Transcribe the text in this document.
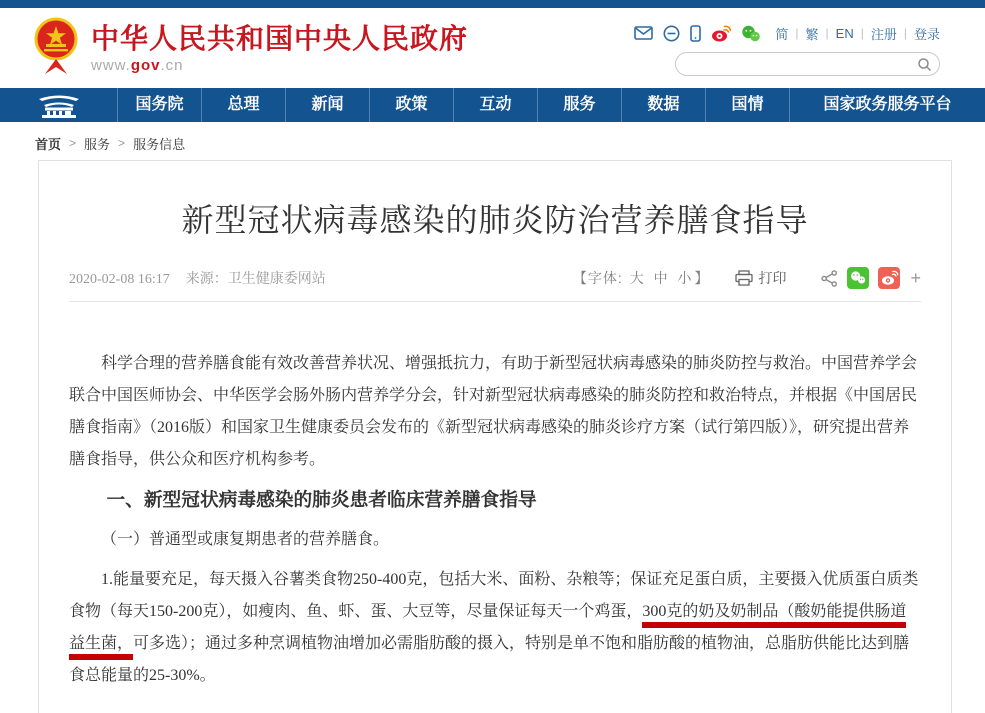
中华人民共和国中央人民政府
www.gov.cn
简 | 繁 | EN | 注册 | 登录
国务院	总理	新闻	政策	互动	服务	数据	国情	国家政务服务平台
首页 > 服务 > 服务信息
新型冠状病毒感染的肺炎防治营养膳食指导
2020-02-08 16:17 来源：卫生健康委网站	【字体: 大 中 小 】	打印	+

科学合理的营养膳食能有效改善营养状况、增强抵抗力，有助于新型冠状病毒感染的肺炎防控与救治。中国营养学会联合中国医师协会、中华医学会肠外肠内营养学分会，针对新型冠状病毒感染的肺炎防控和救治特点，并根据《中国居民膳食指南》（2016版）和国家卫生健康委员会发布的《新型冠状病毒感染的肺炎诊疗方案（试行第四版）》，研究提出营养膳食指导，供公众和医疗机构参考。

一、新型冠状病毒感染的肺炎患者临床营养膳食指导

（一）普通型或康复期患者的营养膳食。

1.能量要充足，每天摄入谷薯类食物250-400克，包括大米、面粉、杂粮等；保证充足蛋白质，主要摄入优质蛋白质类食物（每天150-200克），如瘦肉、鱼、虾、蛋、大豆等，尽量保证每天一个鸡蛋，300克的奶及奶制品（酸奶能提供肠道益生菌，可多选）；通过多种烹调植物油增加必需脂肪酸的摄入，特别是单不饱和脂肪酸的植物油，总脂肪供能比达到膳食总能量的25-30%。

Stated exercise: Repeat each record exactly as shown above, dropping all images.

Problem solution:
Transcribe the text in this document.
中华人民共和国中央人民政府
www.gov.cn
简 | 繁 | EN | 注册 | 登录
国务院	总理	新闻	政策	互动	服务	数据	国情	国家政务服务平台
首页 > 服务 > 服务信息
新型冠状病毒感染的肺炎防治营养膳食指导
2020-02-08 16:17 来源：卫生健康委网站	【字体: 大 中 小 】	打印	+

科学合理的营养膳食能有效改善营养状况、增强抵抗力，有助于新型冠状病毒感染的肺炎防控与救治。中国营养学会联合中国医师协会、中华医学会肠外肠内营养学分会，针对新型冠状病毒感染的肺炎防控和救治特点，并根据《中国居民膳食指南》（2016版）和国家卫生健康委员会发布的《新型冠状病毒感染的肺炎诊疗方案（试行第四版）》，研究提出营养膳食指导，供公众和医疗机构参考。

一、新型冠状病毒感染的肺炎患者临床营养膳食指导

（一）普通型或康复期患者的营养膳食。

1.能量要充足，每天摄入谷薯类食物250-400克，包括大米、面粉、杂粮等；保证充足蛋白质，主要摄入优质蛋白质类食物（每天150-200克），如瘦肉、鱼、虾、蛋、大豆等，尽量保证每天一个鸡蛋，300克的奶及奶制品（酸奶能提供肠道益生菌，可多选）；通过多种烹调植物油增加必需脂肪酸的摄入，特别是单不饱和脂肪酸的植物油，总脂肪供能比达到膳食总能量的25-30%。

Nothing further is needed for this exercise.